The request: Locate the word "deber" in the entries below, then gather every line that holds it.

+++

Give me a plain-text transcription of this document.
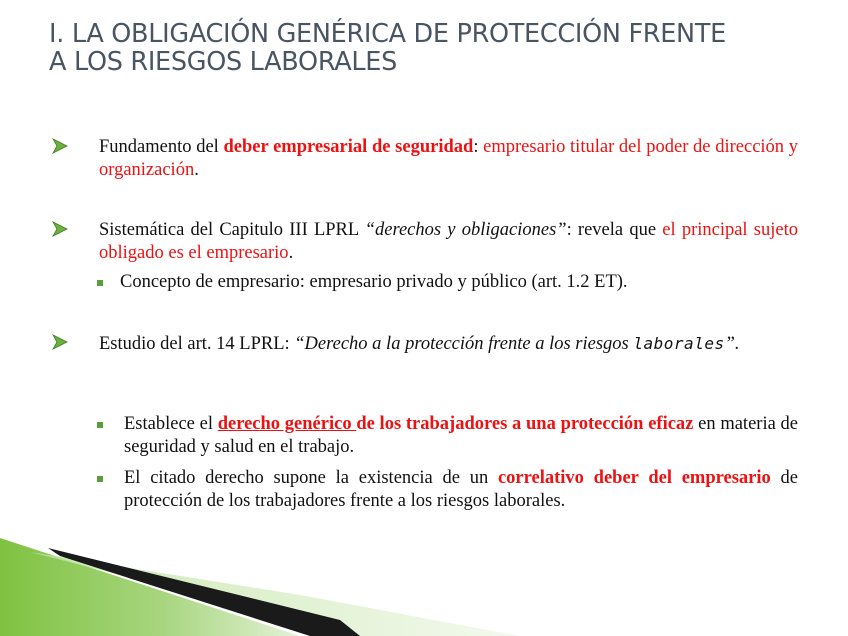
I. LA OBLIGACIÓN GENÉRICA DE PROTECCIÓN FRENTE
A LOS RIESGOS LABORALES
Fundamento del deber empresarial de seguridad: empresario titular del poder de dirección y organización.
Sistemática del Capitulo III LPRL “derechos y obligaciones”: revela que el principal sujeto obligado es el empresario.
Concepto de empresario: empresario privado y público (art. 1.2 ET).
Estudio del art. 14 LPRL: “Derecho a la protección frente a los riesgos laborales”.
Establece el derecho genérico de los trabajadores a una protección eficaz en materia de seguridad y salud en el trabajo.
El citado derecho supone la existencia de un correlativo deber del empresario de protección de los trabajadores frente a los riesgos laborales.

+++

Answer to this exercise:
Fundamento del deber empresarial de seguridad: empresario titular del poder de dirección y organización.
El citado derecho supone la existencia de un correlativo deber del empresario de protección de los trabajadores frente a los riesgos laborales.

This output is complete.